__Records__

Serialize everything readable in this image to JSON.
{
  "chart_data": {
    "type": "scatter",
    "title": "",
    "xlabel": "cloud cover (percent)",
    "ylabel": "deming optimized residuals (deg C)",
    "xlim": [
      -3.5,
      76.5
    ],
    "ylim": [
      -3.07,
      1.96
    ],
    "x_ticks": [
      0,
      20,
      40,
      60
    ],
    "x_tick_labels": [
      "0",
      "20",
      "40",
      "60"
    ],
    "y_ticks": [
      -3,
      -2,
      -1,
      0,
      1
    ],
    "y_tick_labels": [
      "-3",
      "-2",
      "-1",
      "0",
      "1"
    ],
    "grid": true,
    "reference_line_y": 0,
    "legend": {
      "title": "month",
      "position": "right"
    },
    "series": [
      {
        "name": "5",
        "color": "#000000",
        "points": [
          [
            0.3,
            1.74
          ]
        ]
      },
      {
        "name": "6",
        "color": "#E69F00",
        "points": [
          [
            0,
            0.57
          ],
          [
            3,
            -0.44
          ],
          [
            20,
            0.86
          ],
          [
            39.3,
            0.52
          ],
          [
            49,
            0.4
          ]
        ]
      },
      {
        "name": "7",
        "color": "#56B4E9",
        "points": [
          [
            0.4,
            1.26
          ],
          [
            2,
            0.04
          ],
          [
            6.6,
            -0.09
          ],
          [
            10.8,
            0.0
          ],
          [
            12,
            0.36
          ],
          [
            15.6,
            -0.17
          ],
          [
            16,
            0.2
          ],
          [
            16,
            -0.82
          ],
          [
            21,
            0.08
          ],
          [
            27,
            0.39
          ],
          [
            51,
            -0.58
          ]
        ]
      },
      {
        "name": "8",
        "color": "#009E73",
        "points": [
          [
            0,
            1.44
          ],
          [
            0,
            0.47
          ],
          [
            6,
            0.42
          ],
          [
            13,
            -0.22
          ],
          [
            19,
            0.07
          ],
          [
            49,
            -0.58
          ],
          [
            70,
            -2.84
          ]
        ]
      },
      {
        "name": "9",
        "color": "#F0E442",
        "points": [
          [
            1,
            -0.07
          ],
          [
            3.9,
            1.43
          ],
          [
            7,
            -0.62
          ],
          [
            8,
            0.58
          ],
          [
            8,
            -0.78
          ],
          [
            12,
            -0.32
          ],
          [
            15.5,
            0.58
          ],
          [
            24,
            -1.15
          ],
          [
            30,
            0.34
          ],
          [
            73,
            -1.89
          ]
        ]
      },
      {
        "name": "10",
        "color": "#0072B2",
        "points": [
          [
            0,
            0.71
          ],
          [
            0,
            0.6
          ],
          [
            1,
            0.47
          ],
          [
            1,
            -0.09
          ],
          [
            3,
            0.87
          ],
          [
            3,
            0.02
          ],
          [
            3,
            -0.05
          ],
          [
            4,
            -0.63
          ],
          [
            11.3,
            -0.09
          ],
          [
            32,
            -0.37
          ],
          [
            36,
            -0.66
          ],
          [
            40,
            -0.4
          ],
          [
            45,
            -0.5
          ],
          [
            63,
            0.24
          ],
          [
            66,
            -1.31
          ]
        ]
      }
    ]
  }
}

__Task statement__
Report all lines of the data above that include the string "color".

__Output for this task__
        "color": "#000000",
        "color": "#E69F00",
        "color": "#56B4E9",
        "color": "#009E73",
        "color": "#F0E442",
        "color": "#0072B2",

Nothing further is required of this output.